Ihaveoflate · 02/03/2023 12:59

I've read a lot about affairs recently (it's only 3 months since DDay for me) and this definition by Esther Perel is the best I've come across.

"A secretive relationship — which is the core structure of an affair — an emotional connection to one degree or another, and a sexual alchemy."

I'd say this covers your partner's activity, but really it doesn't matter whether anyone would define it as an affair or not - you're not comfortable with it and you should trust your gut. I should have trusted my instinct (which was correct) but I allowed myself to be convinced otherwise by a lying, selfish, entitled man-child. Don't be me.

strawberry2017 · 02/03/2023 13:01

It's an inappropriate thing to be doing when in a relationship. Especially the innuendos and the muting of her chat.
He is hiding it which means he has a reason to. He himself knows this is wrong otherwise why hide it.

Jimboscott0115 · 02/03/2023 13:30

I've always taken a fairly easy stance on cheating OP. Is it something you'd do with your partner present? If not then it's crossing a boundary. Would you be ok with him saying these words to someone in person with you in earshot?

Just because it's texting, it's the same as if the words were spoken. Probably time to at least have a proper conversation.

WHAT IS NEEDED. Reproduce the passage of the forum thread that opens with the words containing "Ihaveoflate · 02/03/2023" and closes with "I've come across.". Work from the forum thread alone.

RECORD EXTRACTS.

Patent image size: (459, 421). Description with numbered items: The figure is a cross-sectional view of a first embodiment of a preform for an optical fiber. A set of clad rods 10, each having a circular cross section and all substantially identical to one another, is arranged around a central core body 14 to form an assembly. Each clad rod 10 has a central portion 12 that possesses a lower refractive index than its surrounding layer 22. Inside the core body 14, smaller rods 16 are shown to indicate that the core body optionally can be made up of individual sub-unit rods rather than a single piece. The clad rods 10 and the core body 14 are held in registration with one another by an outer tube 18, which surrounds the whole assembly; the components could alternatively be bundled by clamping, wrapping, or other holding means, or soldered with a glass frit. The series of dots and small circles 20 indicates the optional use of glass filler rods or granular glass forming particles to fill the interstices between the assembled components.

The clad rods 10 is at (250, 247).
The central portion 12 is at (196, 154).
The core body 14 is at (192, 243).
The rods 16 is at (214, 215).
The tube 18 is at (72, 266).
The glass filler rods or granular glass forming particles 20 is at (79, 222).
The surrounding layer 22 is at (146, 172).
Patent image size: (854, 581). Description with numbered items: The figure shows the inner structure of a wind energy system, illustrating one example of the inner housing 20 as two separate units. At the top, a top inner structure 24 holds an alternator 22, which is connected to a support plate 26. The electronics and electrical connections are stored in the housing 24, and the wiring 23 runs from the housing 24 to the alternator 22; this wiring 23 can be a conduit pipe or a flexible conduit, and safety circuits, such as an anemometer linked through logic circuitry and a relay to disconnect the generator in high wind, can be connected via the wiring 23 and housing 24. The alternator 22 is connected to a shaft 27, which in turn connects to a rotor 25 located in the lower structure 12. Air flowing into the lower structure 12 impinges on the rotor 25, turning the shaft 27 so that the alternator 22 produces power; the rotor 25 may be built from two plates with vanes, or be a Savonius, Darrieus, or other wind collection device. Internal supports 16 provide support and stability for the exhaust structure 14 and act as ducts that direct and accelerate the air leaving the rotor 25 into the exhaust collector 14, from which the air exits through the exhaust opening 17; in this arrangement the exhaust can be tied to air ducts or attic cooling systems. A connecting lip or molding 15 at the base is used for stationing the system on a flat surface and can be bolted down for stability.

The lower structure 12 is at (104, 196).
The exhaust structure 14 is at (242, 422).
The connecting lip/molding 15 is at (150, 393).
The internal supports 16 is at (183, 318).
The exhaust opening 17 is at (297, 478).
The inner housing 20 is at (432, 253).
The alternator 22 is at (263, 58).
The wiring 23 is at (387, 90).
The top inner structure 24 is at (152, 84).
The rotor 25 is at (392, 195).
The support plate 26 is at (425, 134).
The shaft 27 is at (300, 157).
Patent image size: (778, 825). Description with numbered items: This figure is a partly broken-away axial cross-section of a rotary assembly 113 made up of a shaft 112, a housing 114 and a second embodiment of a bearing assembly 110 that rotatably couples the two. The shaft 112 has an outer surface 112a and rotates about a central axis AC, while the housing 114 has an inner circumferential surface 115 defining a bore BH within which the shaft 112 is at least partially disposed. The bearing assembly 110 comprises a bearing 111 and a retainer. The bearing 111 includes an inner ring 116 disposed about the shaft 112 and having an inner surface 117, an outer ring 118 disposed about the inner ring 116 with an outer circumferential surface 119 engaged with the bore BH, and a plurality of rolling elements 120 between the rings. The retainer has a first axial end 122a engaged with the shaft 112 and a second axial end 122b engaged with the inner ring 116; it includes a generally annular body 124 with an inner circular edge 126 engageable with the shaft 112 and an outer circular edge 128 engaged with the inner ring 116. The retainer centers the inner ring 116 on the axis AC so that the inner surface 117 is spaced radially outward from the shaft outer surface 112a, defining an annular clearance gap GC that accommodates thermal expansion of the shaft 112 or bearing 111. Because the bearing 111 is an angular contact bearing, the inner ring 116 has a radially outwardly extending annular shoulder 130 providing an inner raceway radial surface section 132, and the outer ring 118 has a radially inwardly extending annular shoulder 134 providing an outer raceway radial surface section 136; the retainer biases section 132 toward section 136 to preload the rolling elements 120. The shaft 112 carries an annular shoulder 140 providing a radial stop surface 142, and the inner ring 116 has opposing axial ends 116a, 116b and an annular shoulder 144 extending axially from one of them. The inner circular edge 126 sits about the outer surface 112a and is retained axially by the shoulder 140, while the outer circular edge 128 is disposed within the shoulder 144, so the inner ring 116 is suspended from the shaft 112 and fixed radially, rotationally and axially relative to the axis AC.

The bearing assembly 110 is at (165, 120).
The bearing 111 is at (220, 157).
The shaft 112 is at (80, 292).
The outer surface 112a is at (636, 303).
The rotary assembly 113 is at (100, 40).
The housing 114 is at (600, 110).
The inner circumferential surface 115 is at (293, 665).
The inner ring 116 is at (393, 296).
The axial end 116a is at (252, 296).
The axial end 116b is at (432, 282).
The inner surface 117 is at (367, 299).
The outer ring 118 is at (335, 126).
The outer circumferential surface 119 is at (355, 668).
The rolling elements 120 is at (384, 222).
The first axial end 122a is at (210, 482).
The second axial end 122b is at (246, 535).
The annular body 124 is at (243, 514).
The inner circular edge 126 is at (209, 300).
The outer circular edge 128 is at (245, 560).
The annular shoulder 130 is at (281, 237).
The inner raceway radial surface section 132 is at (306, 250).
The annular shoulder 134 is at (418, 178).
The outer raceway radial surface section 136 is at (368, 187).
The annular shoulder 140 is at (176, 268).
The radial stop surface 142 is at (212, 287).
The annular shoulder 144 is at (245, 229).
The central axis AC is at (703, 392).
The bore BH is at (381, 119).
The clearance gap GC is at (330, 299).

SOLUTION FOR THIS PROBLEM.
Ihaveoflate · 02/03/2023 12:59

I've read a lot about affairs recently (it's only 3 months since DDay for me) and this definition by Esther Perel is the best I've come across.